Directions for this task
Reproduce the records exactly.

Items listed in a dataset
════════════════

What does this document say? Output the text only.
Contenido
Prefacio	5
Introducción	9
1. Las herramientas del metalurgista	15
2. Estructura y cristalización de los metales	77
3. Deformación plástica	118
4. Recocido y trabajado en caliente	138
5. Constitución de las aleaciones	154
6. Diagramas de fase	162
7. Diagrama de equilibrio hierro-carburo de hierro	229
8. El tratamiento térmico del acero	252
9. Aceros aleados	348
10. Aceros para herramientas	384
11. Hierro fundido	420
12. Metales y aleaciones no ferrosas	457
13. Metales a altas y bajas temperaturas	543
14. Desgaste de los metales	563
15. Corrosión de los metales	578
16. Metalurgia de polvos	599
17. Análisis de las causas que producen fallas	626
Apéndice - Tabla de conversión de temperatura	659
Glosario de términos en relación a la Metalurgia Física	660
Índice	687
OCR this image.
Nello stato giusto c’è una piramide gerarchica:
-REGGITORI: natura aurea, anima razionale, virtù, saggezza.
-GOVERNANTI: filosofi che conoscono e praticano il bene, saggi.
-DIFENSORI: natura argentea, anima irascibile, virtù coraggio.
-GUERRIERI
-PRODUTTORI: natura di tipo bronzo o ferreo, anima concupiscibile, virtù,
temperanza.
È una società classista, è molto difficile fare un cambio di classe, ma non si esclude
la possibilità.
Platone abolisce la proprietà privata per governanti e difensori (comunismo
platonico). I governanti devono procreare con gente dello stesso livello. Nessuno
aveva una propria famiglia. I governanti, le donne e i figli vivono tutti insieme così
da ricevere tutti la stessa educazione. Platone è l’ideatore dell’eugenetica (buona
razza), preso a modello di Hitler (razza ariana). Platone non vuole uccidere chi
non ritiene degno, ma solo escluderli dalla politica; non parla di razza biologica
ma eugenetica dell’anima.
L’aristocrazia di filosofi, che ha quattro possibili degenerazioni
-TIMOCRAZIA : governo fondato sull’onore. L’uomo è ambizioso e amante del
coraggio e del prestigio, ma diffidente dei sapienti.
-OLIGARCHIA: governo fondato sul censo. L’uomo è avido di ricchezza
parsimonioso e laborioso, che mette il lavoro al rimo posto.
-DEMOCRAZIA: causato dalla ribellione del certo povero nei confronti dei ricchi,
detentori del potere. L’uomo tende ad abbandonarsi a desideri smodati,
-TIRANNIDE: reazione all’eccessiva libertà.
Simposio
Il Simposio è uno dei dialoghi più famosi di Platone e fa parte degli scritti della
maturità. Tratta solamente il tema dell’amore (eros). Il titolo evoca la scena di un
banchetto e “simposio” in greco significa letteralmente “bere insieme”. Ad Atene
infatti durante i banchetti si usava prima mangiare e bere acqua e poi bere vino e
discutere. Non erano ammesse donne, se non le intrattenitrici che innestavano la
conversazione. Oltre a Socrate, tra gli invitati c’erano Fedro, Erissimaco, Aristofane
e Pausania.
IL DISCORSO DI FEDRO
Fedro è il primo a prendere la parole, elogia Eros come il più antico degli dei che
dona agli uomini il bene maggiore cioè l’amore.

════════════════

Result for this exercise
What does this document say? Output the text only.
Contenido
Prefacio	5
Introducción	9
1. Las herramientas del metalurgista	15
2. Estructura y cristalización de los metales	77
3. Deformación plástica	118
4. Recocido y trabajado en caliente	138
5. Constitución de las aleaciones	154
6. Diagramas de fase	162
7. Diagrama de equilibrio hierro-carburo de hierro	229
8. El tratamiento térmico del acero	252
9. Aceros aleados	348
10. Aceros para herramientas	384
11. Hierro fundido	420
12. Metales y aleaciones no ferrosas	457
13. Metales a altas y bajas temperaturas	543
14. Desgaste de los metales	563
15. Corrosión de los metales	578
16. Metalurgia de polvos	599
17. Análisis de las causas que producen fallas	626
Apéndice - Tabla de conversión de temperatura	659
Glosario de términos en relación a la Metalurgia Física	660
Índice	687
OCR this image.
Nello stato giusto c’è una piramide gerarchica:
-REGGITORI: natura aurea, anima razionale, virtù, saggezza.
-GOVERNANTI: filosofi che conoscono e praticano il bene, saggi.
-DIFENSORI: natura argentea, anima irascibile, virtù coraggio.
-GUERRIERI
-PRODUTTORI: natura di tipo bronzo o ferreo, anima concupiscibile, virtù,
temperanza.
È una società classista, è molto difficile fare un cambio di classe, ma non si esclude
la possibilità.
Platone abolisce la proprietà privata per governanti e difensori (comunismo
platonico). I governanti devono procreare con gente dello stesso livello. Nessuno
aveva una propria famiglia. I governanti, le donne e i figli vivono tutti insieme così
da ricevere tutti la stessa educazione. Platone è l’ideatore dell’eugenetica (buona
razza), preso a modello di Hitler (razza ariana). Platone non vuole uccidere chi
non ritiene degno, ma solo escluderli dalla politica; non parla di razza biologica
ma eugenetica dell’anima.
L’aristocrazia di filosofi, che ha quattro possibili degenerazioni
-TIMOCRAZIA : governo fondato sull’onore. L’uomo è ambizioso e amante del
coraggio e del prestigio, ma diffidente dei sapienti.
-OLIGARCHIA: governo fondato sul censo. L’uomo è avido di ricchezza
parsimonioso e laborioso, che mette il lavoro al rimo posto.
-DEMOCRAZIA: causato dalla ribellione del certo povero nei confronti dei ricchi,
detentori del potere. L’uomo tende ad abbandonarsi a desideri smodati,
-TIRANNIDE: reazione all’eccessiva libertà.
Simposio
Il Simposio è uno dei dialoghi più famosi di Platone e fa parte degli scritti della
maturità. Tratta solamente il tema dell’amore (eros). Il titolo evoca la scena di un
banchetto e “simposio” in greco significa letteralmente “bere insieme”. Ad Atene
infatti durante i banchetti si usava prima mangiare e bere acqua e poi bere vino e
discutere. Non erano ammesse donne, se non le intrattenitrici che innestavano la
conversazione. Oltre a Socrate, tra gli invitati c’erano Fedro, Erissimaco, Aristofane
e Pausania.
IL DISCORSO DI FEDRO
Fedro è il primo a prendere la parole, elogia Eros come il più antico degli dei che
dona agli uomini il bene maggiore cioè l’amore.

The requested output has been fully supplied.